_EXERCISE GOAL_.
Count, in the entries below, the lines in which "ವರಗಳನ" occurs. Give the number, nothing more.

_WORKING DATA_.
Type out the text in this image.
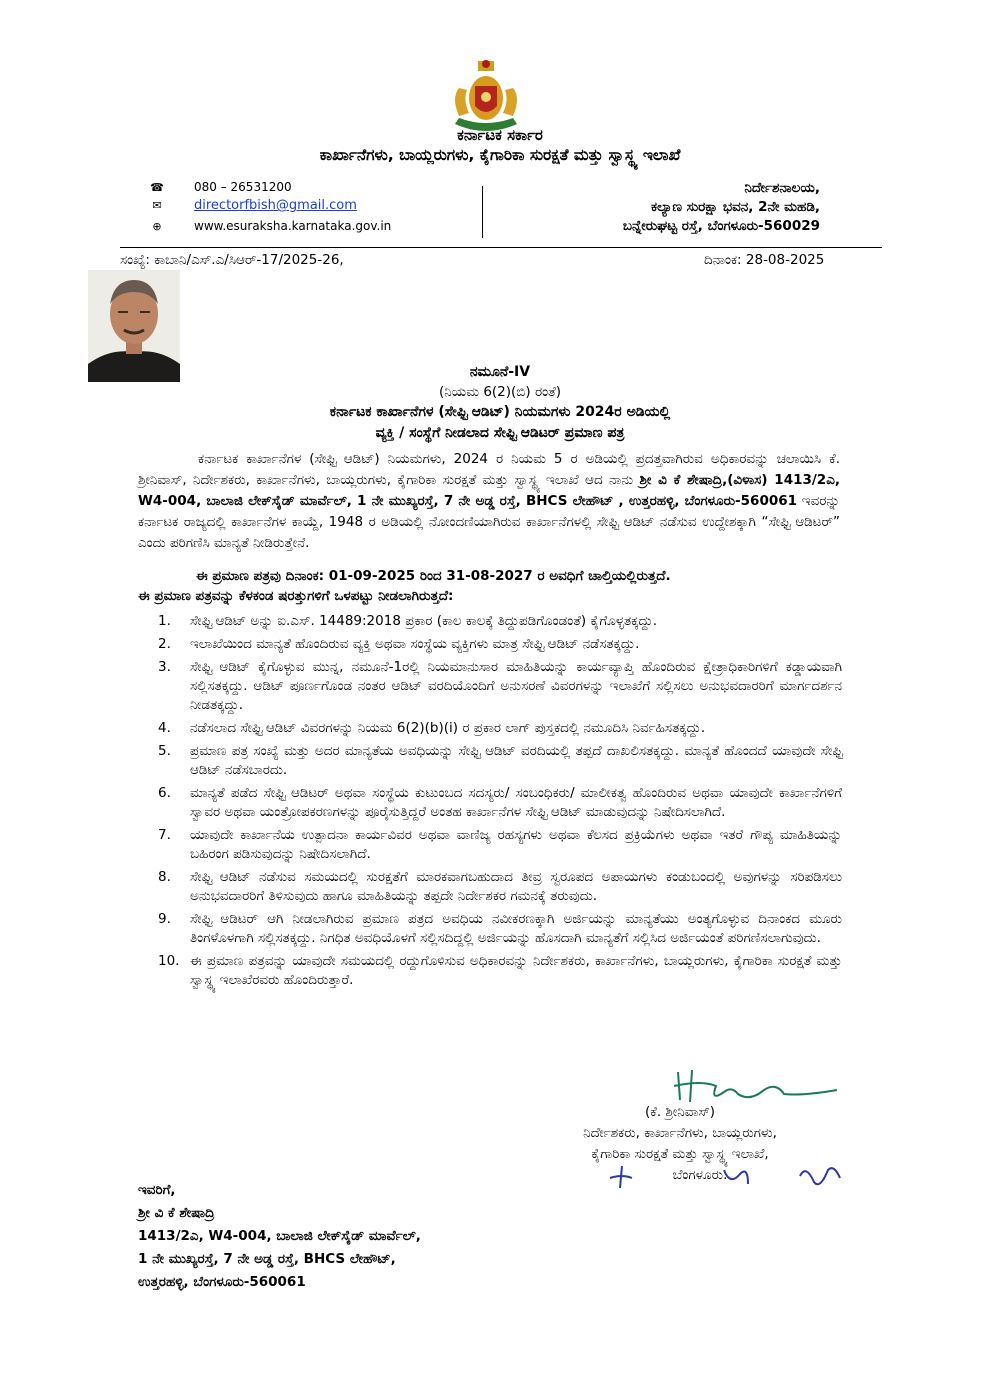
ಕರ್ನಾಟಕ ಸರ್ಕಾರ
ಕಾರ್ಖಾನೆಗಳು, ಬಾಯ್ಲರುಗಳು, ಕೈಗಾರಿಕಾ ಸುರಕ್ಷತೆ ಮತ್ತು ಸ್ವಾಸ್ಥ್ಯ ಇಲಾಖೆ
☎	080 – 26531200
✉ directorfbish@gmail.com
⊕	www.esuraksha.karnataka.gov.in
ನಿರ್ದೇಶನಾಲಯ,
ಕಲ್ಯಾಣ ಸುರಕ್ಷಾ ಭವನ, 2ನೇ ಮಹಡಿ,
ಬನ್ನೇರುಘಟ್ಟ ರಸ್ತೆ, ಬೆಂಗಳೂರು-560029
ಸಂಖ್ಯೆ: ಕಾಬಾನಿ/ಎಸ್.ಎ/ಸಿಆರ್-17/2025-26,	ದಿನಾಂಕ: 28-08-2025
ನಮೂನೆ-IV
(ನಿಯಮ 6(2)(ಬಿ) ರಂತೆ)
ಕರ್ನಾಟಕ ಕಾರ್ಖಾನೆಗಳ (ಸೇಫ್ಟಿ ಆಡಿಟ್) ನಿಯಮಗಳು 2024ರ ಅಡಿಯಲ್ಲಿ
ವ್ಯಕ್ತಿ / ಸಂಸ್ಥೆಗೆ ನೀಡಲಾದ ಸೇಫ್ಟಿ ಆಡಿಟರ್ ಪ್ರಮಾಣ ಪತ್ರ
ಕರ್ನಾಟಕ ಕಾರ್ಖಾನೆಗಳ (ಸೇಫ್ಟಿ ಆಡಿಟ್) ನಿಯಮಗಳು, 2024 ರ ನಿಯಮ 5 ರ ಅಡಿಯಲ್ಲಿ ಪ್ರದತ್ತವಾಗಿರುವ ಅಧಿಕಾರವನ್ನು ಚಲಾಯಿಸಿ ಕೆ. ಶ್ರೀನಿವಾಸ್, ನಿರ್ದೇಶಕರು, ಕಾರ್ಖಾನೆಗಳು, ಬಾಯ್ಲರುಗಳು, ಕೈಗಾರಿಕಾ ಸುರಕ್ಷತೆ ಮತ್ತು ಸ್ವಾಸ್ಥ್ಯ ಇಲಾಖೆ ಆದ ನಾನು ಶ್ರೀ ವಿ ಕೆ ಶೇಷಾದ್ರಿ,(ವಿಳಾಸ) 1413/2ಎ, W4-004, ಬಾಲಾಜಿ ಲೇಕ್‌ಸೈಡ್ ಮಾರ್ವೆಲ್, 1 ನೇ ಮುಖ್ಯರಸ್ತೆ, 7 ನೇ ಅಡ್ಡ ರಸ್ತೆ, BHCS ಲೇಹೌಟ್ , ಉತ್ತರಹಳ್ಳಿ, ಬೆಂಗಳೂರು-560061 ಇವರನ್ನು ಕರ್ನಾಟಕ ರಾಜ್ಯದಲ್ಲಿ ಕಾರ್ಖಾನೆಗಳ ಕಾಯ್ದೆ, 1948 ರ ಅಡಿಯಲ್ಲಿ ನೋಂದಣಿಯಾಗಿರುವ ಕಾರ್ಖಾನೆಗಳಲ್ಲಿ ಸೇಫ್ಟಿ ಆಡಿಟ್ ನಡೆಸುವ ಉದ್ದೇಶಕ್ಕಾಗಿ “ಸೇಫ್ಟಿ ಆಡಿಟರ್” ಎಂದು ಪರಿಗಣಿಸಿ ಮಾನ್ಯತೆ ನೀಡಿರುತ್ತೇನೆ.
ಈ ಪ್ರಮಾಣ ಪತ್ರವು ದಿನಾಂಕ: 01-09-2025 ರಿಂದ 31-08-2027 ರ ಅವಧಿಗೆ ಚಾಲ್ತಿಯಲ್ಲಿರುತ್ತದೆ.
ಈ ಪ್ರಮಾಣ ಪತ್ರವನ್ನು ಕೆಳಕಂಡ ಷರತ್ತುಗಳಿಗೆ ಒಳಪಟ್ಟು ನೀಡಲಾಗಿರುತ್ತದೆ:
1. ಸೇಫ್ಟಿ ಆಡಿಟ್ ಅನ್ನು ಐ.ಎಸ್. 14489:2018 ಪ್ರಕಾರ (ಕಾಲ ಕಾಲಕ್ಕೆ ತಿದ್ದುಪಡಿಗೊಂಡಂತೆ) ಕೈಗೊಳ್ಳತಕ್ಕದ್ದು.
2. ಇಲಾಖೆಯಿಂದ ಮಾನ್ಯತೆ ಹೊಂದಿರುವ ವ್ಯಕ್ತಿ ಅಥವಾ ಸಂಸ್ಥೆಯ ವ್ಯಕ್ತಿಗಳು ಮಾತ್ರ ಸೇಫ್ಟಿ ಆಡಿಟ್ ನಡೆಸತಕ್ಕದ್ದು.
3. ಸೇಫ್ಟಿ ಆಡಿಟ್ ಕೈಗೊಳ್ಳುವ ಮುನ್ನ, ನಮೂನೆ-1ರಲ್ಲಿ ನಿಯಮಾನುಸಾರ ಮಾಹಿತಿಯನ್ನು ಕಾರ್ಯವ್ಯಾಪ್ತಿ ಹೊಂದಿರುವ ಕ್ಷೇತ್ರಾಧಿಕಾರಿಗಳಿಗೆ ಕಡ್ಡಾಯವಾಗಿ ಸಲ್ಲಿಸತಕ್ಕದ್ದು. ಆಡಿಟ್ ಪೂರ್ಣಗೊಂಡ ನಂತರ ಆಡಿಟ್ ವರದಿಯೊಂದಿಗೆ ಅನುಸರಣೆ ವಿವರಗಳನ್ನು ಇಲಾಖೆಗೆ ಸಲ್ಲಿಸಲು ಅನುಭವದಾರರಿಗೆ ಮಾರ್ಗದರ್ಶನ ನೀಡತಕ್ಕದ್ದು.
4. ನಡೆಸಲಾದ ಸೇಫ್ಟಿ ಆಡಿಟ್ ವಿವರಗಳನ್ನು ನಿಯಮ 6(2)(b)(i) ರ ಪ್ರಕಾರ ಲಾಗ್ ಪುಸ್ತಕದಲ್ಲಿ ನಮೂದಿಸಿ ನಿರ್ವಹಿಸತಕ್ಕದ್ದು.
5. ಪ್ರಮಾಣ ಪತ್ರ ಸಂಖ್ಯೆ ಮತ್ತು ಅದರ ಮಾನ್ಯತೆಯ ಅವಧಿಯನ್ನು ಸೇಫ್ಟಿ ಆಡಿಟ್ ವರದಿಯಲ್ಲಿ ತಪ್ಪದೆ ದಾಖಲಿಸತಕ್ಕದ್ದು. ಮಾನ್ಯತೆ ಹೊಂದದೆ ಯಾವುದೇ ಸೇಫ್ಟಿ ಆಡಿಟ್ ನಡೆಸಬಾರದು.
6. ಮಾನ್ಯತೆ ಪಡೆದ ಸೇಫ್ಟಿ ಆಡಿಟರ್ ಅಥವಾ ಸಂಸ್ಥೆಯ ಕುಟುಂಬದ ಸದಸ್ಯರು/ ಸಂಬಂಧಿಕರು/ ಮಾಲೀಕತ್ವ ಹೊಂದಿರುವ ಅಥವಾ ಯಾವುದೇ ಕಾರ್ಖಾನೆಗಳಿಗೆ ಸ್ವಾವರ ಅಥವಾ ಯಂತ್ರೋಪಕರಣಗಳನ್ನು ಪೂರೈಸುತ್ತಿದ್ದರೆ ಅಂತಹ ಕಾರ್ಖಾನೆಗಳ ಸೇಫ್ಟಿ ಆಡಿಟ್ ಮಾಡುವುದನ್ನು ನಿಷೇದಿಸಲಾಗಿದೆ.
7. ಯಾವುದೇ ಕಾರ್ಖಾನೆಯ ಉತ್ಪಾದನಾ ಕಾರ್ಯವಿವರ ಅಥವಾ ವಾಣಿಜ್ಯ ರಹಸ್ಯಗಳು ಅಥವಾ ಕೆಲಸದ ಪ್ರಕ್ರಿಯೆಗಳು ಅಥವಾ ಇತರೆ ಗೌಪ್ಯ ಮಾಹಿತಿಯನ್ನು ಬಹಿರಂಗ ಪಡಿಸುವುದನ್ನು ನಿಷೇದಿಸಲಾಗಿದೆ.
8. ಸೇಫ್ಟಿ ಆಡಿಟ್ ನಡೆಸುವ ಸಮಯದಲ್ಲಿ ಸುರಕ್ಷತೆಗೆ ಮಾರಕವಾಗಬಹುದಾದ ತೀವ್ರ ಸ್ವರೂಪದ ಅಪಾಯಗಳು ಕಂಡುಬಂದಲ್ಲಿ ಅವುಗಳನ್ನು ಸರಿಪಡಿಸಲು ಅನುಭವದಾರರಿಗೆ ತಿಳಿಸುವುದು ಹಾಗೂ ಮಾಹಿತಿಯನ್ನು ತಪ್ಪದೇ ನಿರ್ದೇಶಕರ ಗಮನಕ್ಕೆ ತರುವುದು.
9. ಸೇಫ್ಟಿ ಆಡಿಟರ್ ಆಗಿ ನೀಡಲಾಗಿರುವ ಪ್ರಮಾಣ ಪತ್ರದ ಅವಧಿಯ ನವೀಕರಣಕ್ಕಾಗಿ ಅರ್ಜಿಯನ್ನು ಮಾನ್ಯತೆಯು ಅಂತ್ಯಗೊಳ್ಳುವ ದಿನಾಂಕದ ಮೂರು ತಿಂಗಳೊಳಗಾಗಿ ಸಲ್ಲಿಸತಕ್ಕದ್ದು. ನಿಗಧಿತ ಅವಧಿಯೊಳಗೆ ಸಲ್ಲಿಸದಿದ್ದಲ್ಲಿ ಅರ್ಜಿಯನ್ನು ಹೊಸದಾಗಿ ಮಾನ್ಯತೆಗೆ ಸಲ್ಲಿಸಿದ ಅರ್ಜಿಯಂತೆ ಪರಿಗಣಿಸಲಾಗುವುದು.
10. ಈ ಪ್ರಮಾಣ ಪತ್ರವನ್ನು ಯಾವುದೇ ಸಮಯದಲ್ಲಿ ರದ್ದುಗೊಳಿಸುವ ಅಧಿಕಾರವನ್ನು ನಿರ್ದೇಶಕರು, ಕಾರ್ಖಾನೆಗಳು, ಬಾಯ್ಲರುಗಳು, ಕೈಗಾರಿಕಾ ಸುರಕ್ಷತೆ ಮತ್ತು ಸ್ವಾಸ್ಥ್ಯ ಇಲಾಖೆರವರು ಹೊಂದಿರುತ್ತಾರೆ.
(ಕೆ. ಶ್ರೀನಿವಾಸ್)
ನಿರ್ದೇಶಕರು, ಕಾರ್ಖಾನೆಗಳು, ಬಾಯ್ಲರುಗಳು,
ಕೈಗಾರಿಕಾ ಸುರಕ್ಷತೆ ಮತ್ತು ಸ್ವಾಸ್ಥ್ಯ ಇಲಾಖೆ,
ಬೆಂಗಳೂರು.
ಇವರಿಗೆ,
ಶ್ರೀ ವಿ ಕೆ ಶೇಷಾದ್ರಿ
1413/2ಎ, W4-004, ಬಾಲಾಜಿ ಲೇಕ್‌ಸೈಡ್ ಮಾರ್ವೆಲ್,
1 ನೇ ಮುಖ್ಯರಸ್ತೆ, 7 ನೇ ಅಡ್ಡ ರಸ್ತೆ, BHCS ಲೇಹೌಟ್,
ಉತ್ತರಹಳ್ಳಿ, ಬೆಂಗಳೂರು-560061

_WRITTEN SOLUTION_.
2